DESCRIPTION OF THE TASK: Copy each line exactly. Leave nothing out.

********************

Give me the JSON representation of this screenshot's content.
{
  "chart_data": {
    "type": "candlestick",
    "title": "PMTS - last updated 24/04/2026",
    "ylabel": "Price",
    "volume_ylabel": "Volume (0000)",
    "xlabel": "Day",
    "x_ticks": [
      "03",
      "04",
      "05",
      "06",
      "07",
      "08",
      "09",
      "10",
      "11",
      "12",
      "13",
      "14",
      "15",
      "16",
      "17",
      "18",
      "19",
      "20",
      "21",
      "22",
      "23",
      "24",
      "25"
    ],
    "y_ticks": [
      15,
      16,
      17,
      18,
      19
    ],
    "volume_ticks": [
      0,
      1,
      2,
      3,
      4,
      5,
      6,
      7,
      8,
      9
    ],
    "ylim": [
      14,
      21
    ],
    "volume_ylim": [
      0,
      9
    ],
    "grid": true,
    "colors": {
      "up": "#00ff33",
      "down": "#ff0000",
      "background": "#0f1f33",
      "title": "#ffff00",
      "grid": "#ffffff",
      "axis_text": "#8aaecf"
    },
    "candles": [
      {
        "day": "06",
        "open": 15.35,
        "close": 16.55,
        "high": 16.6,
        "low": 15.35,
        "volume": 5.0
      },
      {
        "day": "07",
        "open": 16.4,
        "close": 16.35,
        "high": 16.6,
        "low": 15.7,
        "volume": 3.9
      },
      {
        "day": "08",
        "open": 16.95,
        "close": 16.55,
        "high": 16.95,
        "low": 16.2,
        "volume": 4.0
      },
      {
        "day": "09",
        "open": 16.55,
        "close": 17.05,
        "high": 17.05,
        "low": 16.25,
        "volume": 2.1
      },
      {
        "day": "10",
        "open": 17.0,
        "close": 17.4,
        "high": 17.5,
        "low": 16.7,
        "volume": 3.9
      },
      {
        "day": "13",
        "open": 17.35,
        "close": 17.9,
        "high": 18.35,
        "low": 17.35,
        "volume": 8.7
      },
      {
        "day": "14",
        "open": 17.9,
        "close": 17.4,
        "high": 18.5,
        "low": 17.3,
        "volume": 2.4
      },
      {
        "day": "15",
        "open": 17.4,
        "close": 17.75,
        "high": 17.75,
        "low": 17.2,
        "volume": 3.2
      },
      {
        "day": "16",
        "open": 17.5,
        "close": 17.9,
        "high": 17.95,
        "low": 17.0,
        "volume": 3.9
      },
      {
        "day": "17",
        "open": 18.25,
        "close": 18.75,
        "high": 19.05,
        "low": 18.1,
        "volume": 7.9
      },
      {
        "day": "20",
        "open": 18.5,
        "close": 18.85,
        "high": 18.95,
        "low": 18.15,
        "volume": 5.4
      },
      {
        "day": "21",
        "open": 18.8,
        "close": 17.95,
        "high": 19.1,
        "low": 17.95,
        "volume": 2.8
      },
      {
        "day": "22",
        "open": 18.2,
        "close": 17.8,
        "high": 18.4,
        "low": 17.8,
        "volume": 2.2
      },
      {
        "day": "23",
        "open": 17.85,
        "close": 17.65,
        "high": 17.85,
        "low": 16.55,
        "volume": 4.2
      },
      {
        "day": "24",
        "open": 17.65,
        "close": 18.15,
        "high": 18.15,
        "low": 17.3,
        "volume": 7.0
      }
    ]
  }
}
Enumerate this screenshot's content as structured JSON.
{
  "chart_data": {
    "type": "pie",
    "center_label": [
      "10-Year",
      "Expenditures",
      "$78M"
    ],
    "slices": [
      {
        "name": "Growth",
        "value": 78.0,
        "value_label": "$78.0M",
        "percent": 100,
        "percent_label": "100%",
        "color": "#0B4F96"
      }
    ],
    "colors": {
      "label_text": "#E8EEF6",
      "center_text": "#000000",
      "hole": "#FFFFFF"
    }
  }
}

********************

TASK SOLUTION:
Give me the JSON representation of this screenshot's content.
{
  "chart_data": {
    "type": "candlestick",
    "title": "PMTS - last updated 24/04/2026",
    "ylabel": "Price",
    "volume_ylabel": "Volume (0000)",
    "xlabel": "Day",
    "x_ticks": [
      "03",
      "04",
      "05",
      "06",
      "07",
      "08",
      "09",
      "10",
      "11",
      "12",
      "13",
      "14",
      "15",
      "16",
      "17",
      "18",
      "19",
      "20",
      "21",
      "22",
      "23",
      "24",
      "25"
    ],
    "y_ticks": [
      15,
      16,
      17,
      18,
      19
    ],
    "volume_ticks": [
      0,
      1,
      2,
      3,
      4,
      5,
      6,
      7,
      8,
      9
    ],
    "ylim": [
      14,
      21
    ],
    "volume_ylim": [
      0,
      9
    ],
    "grid": true,
    "colors": {
      "up": "#00ff33",
      "down": "#ff0000",
      "background": "#0f1f33",
      "title": "#ffff00",
      "grid": "#ffffff",
      "axis_text": "#8aaecf"
    },
    "candles": [
      {
        "day": "06",
        "open": 15.35,
        "close": 16.55,
        "high": 16.6,
        "low": 15.35,
        "volume": 5.0
      },
      {
        "day": "07",
        "open": 16.4,
        "close": 16.35,
        "high": 16.6,
        "low": 15.7,
        "volume": 3.9
      },
      {
        "day": "08",
        "open": 16.95,
        "close": 16.55,
        "high": 16.95,
        "low": 16.2,
        "volume": 4.0
      },
      {
        "day": "09",
        "open": 16.55,
        "close": 17.05,
        "high": 17.05,
        "low": 16.25,
        "volume": 2.1
      },
      {
        "day": "10",
        "open": 17.0,
        "close": 17.4,
        "high": 17.5,
        "low": 16.7,
        "volume": 3.9
      },
      {
        "day": "13",
        "open": 17.35,
        "close": 17.9,
        "high": 18.35,
        "low": 17.35,
        "volume": 8.7
      },
      {
        "day": "14",
        "open": 17.9,
        "close": 17.4,
        "high": 18.5,
        "low": 17.3,
        "volume": 2.4
      },
      {
        "day": "15",
        "open": 17.4,
        "close": 17.75,
        "high": 17.75,
        "low": 17.2,
        "volume": 3.2
      },
      {
        "day": "16",
        "open": 17.5,
        "close": 17.9,
        "high": 17.95,
        "low": 17.0,
        "volume": 3.9
      },
      {
        "day": "17",
        "open": 18.25,
        "close": 18.75,
        "high": 19.05,
        "low": 18.1,
        "volume": 7.9
      },
      {
        "day": "20",
        "open": 18.5,
        "close": 18.85,
        "high": 18.95,
        "low": 18.15,
        "volume": 5.4
      },
      {
        "day": "21",
        "open": 18.8,
        "close": 17.95,
        "high": 19.1,
        "low": 17.95,
        "volume": 2.8
      },
      {
        "day": "22",
        "open": 18.2,
        "close": 17.8,
        "high": 18.4,
        "low": 17.8,
        "volume": 2.2
      },
      {
        "day": "23",
        "open": 17.85,
        "close": 17.65,
        "high": 17.85,
        "low": 16.55,
        "volume": 4.2
      },
      {
        "day": "24",
        "open": 17.65,
        "close": 18.15,
        "high": 18.15,
        "low": 17.3,
        "volume": 7.0
      }
    ]
  }
}
Enumerate this screenshot's content as structured JSON.
{
  "chart_data": {
    "type": "pie",
    "center_label": [
      "10-Year",
      "Expenditures",
      "$78M"
    ],
    "slices": [
      {
        "name": "Growth",
        "value": 78.0,
        "value_label": "$78.0M",
        "percent": 100,
        "percent_label": "100%",
        "color": "#0B4F96"
      }
    ],
    "colors": {
      "label_text": "#E8EEF6",
      "center_text": "#000000",
      "hole": "#FFFFFF"
    }
  }
}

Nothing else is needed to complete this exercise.